**Dataset extract**
*****
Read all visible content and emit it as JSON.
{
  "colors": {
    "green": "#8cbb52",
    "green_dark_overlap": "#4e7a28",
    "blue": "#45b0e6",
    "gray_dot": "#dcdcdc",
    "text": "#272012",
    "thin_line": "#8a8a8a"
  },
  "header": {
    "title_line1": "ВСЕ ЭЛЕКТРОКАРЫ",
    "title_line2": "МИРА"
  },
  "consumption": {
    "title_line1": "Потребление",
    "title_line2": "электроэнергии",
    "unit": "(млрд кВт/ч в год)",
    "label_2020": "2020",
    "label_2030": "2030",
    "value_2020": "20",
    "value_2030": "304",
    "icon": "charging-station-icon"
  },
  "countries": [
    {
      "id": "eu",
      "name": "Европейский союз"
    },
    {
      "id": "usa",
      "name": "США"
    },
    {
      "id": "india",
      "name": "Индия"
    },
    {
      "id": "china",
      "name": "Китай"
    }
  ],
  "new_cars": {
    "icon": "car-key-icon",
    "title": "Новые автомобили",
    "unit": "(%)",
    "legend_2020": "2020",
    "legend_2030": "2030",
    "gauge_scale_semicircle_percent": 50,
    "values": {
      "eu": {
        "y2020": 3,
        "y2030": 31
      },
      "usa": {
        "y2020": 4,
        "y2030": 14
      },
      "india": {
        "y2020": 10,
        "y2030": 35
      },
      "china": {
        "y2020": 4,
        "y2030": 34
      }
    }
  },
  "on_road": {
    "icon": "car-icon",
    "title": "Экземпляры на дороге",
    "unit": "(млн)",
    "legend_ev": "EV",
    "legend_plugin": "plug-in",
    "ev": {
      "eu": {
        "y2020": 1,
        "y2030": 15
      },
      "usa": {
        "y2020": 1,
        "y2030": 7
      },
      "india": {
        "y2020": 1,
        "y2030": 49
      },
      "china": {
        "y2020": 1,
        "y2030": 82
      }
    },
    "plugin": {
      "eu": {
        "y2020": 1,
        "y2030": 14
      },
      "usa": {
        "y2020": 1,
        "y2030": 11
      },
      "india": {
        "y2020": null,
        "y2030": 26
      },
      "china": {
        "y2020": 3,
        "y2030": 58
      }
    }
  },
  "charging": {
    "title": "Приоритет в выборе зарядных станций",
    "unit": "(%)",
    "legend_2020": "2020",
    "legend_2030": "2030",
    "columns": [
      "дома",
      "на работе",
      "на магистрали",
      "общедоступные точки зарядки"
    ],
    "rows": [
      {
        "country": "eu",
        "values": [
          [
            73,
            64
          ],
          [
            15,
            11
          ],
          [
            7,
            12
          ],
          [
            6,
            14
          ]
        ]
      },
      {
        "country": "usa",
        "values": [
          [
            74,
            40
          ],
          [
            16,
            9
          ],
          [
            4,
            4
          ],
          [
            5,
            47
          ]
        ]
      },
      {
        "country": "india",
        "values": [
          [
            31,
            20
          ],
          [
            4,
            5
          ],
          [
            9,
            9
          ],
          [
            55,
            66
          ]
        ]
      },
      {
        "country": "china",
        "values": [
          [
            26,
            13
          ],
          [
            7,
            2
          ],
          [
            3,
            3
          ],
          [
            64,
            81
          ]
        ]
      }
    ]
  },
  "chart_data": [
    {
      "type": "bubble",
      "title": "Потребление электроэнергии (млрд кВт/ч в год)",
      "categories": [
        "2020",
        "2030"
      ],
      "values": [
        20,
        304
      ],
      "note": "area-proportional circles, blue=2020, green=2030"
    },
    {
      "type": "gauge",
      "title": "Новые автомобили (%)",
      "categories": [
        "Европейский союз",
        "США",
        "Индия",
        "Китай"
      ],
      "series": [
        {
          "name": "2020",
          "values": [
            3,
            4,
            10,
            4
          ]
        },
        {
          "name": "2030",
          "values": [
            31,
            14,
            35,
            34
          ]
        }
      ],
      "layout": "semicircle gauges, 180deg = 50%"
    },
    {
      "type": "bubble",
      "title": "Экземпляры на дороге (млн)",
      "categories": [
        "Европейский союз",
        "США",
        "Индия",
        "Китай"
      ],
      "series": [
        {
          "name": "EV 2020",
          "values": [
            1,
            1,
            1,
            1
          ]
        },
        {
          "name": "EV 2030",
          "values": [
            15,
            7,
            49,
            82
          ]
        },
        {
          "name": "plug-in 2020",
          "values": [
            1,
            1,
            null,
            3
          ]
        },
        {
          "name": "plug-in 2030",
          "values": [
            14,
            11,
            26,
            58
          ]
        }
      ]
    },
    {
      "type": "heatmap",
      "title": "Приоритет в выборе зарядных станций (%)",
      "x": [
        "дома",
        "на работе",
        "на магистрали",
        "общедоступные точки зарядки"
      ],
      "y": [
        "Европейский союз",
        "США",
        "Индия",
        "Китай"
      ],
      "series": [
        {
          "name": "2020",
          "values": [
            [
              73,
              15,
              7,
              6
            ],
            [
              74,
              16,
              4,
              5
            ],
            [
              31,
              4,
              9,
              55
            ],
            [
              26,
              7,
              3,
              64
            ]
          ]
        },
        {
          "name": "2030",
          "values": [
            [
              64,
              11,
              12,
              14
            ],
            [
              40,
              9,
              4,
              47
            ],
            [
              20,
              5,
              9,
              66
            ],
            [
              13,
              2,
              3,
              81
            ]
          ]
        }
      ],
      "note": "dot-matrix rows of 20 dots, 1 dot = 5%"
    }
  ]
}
*****
**Task description**
Write the entire listing out again, word for word.

**Worked solution**
Read all visible content and emit it as JSON.
{
  "colors": {
    "green": "#8cbb52",
    "green_dark_overlap": "#4e7a28",
    "blue": "#45b0e6",
    "gray_dot": "#dcdcdc",
    "text": "#272012",
    "thin_line": "#8a8a8a"
  },
  "header": {
    "title_line1": "ВСЕ ЭЛЕКТРОКАРЫ",
    "title_line2": "МИРА"
  },
  "consumption": {
    "title_line1": "Потребление",
    "title_line2": "электроэнергии",
    "unit": "(млрд кВт/ч в год)",
    "label_2020": "2020",
    "label_2030": "2030",
    "value_2020": "20",
    "value_2030": "304",
    "icon": "charging-station-icon"
  },
  "countries": [
    {
      "id": "eu",
      "name": "Европейский союз"
    },
    {
      "id": "usa",
      "name": "США"
    },
    {
      "id": "india",
      "name": "Индия"
    },
    {
      "id": "china",
      "name": "Китай"
    }
  ],
  "new_cars": {
    "icon": "car-key-icon",
    "title": "Новые автомобили",
    "unit": "(%)",
    "legend_2020": "2020",
    "legend_2030": "2030",
    "gauge_scale_semicircle_percent": 50,
    "values": {
      "eu": {
        "y2020": 3,
        "y2030": 31
      },
      "usa": {
        "y2020": 4,
        "y2030": 14
      },
      "india": {
        "y2020": 10,
        "y2030": 35
      },
      "china": {
        "y2020": 4,
        "y2030": 34
      }
    }
  },
  "on_road": {
    "icon": "car-icon",
    "title": "Экземпляры на дороге",
    "unit": "(млн)",
    "legend_ev": "EV",
    "legend_plugin": "plug-in",
    "ev": {
      "eu": {
        "y2020": 1,
        "y2030": 15
      },
      "usa": {
        "y2020": 1,
        "y2030": 7
      },
      "india": {
        "y2020": 1,
        "y2030": 49
      },
      "china": {
        "y2020": 1,
        "y2030": 82
      }
    },
    "plugin": {
      "eu": {
        "y2020": 1,
        "y2030": 14
      },
      "usa": {
        "y2020": 1,
        "y2030": 11
      },
      "india": {
        "y2020": null,
        "y2030": 26
      },
      "china": {
        "y2020": 3,
        "y2030": 58
      }
    }
  },
  "charging": {
    "title": "Приоритет в выборе зарядных станций",
    "unit": "(%)",
    "legend_2020": "2020",
    "legend_2030": "2030",
    "columns": [
      "дома",
      "на работе",
      "на магистрали",
      "общедоступные точки зарядки"
    ],
    "rows": [
      {
        "country": "eu",
        "values": [
          [
            73,
            64
          ],
          [
            15,
            11
          ],
          [
            7,
            12
          ],
          [
            6,
            14
          ]
        ]
      },
      {
        "country": "usa",
        "values": [
          [
            74,
            40
          ],
          [
            16,
            9
          ],
          [
            4,
            4
          ],
          [
            5,
            47
          ]
        ]
      },
      {
        "country": "india",
        "values": [
          [
            31,
            20
          ],
          [
            4,
            5
          ],
          [
            9,
            9
          ],
          [
            55,
            66
          ]
        ]
      },
      {
        "country": "china",
        "values": [
          [
            26,
            13
          ],
          [
            7,
            2
          ],
          [
            3,
            3
          ],
          [
            64,
            81
          ]
        ]
      }
    ]
  },
  "chart_data": [
    {
      "type": "bubble",
      "title": "Потребление электроэнергии (млрд кВт/ч в год)",
      "categories": [
        "2020",
        "2030"
      ],
      "values": [
        20,
        304
      ],
      "note": "area-proportional circles, blue=2020, green=2030"
    },
    {
      "type": "gauge",
      "title": "Новые автомобили (%)",
      "categories": [
        "Европейский союз",
        "США",
        "Индия",
        "Китай"
      ],
      "series": [
        {
          "name": "2020",
          "values": [
            3,
            4,
            10,
            4
          ]
        },
        {
          "name": "2030",
          "values": [
            31,
            14,
            35,
            34
          ]
        }
      ],
      "layout": "semicircle gauges, 180deg = 50%"
    },
    {
      "type": "bubble",
      "title": "Экземпляры на дороге (млн)",
      "categories": [
        "Европейский союз",
        "США",
        "Индия",
        "Китай"
      ],
      "series": [
        {
          "name": "EV 2020",
          "values": [
            1,
            1,
            1,
            1
          ]
        },
        {
          "name": "EV 2030",
          "values": [
            15,
            7,
            49,
            82
          ]
        },
        {
          "name": "plug-in 2020",
          "values": [
            1,
            1,
            null,
            3
          ]
        },
        {
          "name": "plug-in 2030",
          "values": [
            14,
            11,
            26,
            58
          ]
        }
      ]
    },
    {
      "type": "heatmap",
      "title": "Приоритет в выборе зарядных станций (%)",
      "x": [
        "дома",
        "на работе",
        "на магистрали",
        "общедоступные точки зарядки"
      ],
      "y": [
        "Европейский союз",
        "США",
        "Индия",
        "Китай"
      ],
      "series": [
        {
          "name": "2020",
          "values": [
            [
              73,
              15,
              7,
              6
            ],
            [
              74,
              16,
              4,
              5
            ],
            [
              31,
              4,
              9,
              55
            ],
            [
              26,
              7,
              3,
              64
            ]
          ]
        },
        {
          "name": "2030",
          "values": [
            [
              64,
              11,
              12,
              14
            ],
            [
              40,
              9,
              4,
              47
            ],
            [
              20,
              5,
              9,
              66
            ],
            [
              13,
              2,
              3,
              81
            ]
          ]
        }
      ],
      "note": "dot-matrix rows of 20 dots, 1 dot = 5%"
    }
  ]
}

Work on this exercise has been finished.